(Stored data entries)
++++++++++++++++++++

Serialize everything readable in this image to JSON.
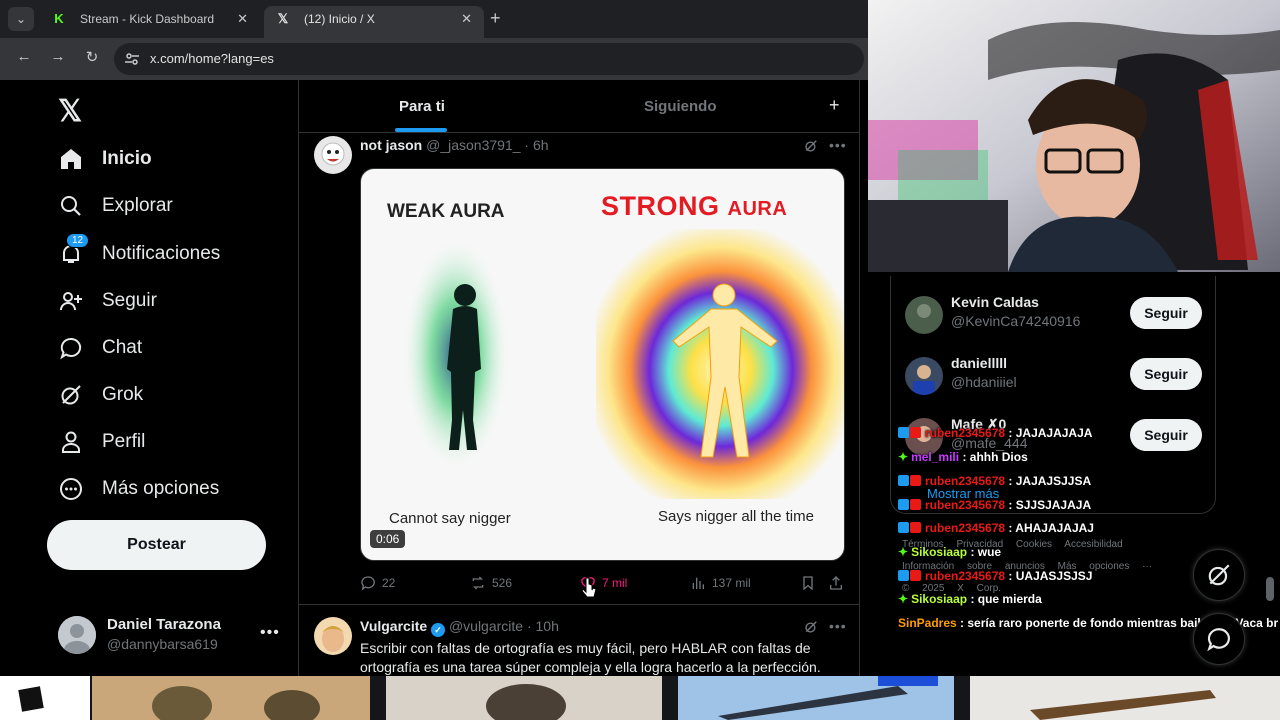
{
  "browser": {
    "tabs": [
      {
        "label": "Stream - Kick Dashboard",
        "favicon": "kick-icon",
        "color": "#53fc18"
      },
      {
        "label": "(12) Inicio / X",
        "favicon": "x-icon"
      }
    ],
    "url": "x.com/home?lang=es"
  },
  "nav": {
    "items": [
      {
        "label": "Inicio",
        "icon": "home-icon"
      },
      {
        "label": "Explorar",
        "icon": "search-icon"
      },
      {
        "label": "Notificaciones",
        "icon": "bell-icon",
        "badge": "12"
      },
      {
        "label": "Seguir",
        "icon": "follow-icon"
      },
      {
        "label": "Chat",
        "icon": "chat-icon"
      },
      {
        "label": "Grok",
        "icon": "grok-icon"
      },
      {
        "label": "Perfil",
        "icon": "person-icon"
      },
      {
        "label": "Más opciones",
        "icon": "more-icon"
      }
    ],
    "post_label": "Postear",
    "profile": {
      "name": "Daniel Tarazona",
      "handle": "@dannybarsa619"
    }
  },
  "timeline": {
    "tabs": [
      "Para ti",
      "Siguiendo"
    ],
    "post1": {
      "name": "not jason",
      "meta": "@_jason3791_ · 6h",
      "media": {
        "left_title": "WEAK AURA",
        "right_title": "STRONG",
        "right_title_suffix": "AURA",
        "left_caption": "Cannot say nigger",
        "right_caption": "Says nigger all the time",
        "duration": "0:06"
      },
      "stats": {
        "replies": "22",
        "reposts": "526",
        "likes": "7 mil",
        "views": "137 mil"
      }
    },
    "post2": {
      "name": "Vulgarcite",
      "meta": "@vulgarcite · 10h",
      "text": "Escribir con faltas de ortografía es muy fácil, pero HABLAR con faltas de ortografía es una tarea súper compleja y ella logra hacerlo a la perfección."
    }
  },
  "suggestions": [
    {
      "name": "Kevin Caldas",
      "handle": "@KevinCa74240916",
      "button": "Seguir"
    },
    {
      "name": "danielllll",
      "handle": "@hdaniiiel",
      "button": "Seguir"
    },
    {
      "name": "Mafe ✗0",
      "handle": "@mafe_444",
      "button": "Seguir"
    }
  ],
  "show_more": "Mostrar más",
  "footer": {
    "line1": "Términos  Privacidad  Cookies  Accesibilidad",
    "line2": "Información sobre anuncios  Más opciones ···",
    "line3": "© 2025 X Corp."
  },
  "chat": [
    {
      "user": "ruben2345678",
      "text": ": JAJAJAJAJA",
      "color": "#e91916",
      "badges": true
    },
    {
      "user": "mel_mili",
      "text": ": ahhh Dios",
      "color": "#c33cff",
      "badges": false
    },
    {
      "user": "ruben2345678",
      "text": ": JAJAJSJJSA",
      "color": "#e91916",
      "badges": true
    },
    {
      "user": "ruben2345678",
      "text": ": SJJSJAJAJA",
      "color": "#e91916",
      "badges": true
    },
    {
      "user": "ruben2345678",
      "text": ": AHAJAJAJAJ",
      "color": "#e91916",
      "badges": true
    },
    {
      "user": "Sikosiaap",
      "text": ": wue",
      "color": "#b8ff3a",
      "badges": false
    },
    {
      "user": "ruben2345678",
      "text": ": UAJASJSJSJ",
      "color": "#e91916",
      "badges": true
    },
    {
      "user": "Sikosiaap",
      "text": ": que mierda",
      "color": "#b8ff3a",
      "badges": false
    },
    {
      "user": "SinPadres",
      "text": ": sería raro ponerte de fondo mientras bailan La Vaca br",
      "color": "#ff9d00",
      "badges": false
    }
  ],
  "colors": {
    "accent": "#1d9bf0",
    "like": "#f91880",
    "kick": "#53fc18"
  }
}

++++++++++++++++++++

Aim of the exercise:
Leave out the pictures and copy every record above exactly.

Result:
Serialize everything readable in this image to JSON.
{
  "browser": {
    "tabs": [
      {
        "label": "Stream - Kick Dashboard",
        "favicon": "kick-icon",
        "color": "#53fc18"
      },
      {
        "label": "(12) Inicio / X",
        "favicon": "x-icon"
      }
    ],
    "url": "x.com/home?lang=es"
  },
  "nav": {
    "items": [
      {
        "label": "Inicio",
        "icon": "home-icon"
      },
      {
        "label": "Explorar",
        "icon": "search-icon"
      },
      {
        "label": "Notificaciones",
        "icon": "bell-icon",
        "badge": "12"
      },
      {
        "label": "Seguir",
        "icon": "follow-icon"
      },
      {
        "label": "Chat",
        "icon": "chat-icon"
      },
      {
        "label": "Grok",
        "icon": "grok-icon"
      },
      {
        "label": "Perfil",
        "icon": "person-icon"
      },
      {
        "label": "Más opciones",
        "icon": "more-icon"
      }
    ],
    "post_label": "Postear",
    "profile": {
      "name": "Daniel Tarazona",
      "handle": "@dannybarsa619"
    }
  },
  "timeline": {
    "tabs": [
      "Para ti",
      "Siguiendo"
    ],
    "post1": {
      "name": "not jason",
      "meta": "@_jason3791_ · 6h",
      "media": {
        "left_title": "WEAK AURA",
        "right_title": "STRONG",
        "right_title_suffix": "AURA",
        "left_caption": "Cannot say nigger",
        "right_caption": "Says nigger all the time",
        "duration": "0:06"
      },
      "stats": {
        "replies": "22",
        "reposts": "526",
        "likes": "7 mil",
        "views": "137 mil"
      }
    },
    "post2": {
      "name": "Vulgarcite",
      "meta": "@vulgarcite · 10h",
      "text": "Escribir con faltas de ortografía es muy fácil, pero HABLAR con faltas de ortografía es una tarea súper compleja y ella logra hacerlo a la perfección."
    }
  },
  "suggestions": [
    {
      "name": "Kevin Caldas",
      "handle": "@KevinCa74240916",
      "button": "Seguir"
    },
    {
      "name": "danielllll",
      "handle": "@hdaniiiel",
      "button": "Seguir"
    },
    {
      "name": "Mafe ✗0",
      "handle": "@mafe_444",
      "button": "Seguir"
    }
  ],
  "show_more": "Mostrar más",
  "footer": {
    "line1": "Términos  Privacidad  Cookies  Accesibilidad",
    "line2": "Información sobre anuncios  Más opciones ···",
    "line3": "© 2025 X Corp."
  },
  "chat": [
    {
      "user": "ruben2345678",
      "text": ": JAJAJAJAJA",
      "color": "#e91916",
      "badges": true
    },
    {
      "user": "mel_mili",
      "text": ": ahhh Dios",
      "color": "#c33cff",
      "badges": false
    },
    {
      "user": "ruben2345678",
      "text": ": JAJAJSJJSA",
      "color": "#e91916",
      "badges": true
    },
    {
      "user": "ruben2345678",
      "text": ": SJJSJAJAJA",
      "color": "#e91916",
      "badges": true
    },
    {
      "user": "ruben2345678",
      "text": ": AHAJAJAJAJ",
      "color": "#e91916",
      "badges": true
    },
    {
      "user": "Sikosiaap",
      "text": ": wue",
      "color": "#b8ff3a",
      "badges": false
    },
    {
      "user": "ruben2345678",
      "text": ": UAJASJSJSJ",
      "color": "#e91916",
      "badges": true
    },
    {
      "user": "Sikosiaap",
      "text": ": que mierda",
      "color": "#b8ff3a",
      "badges": false
    },
    {
      "user": "SinPadres",
      "text": ": sería raro ponerte de fondo mientras bailan La Vaca br",
      "color": "#ff9d00",
      "badges": false
    }
  ],
  "colors": {
    "accent": "#1d9bf0",
    "like": "#f91880",
    "kick": "#53fc18"
  }
}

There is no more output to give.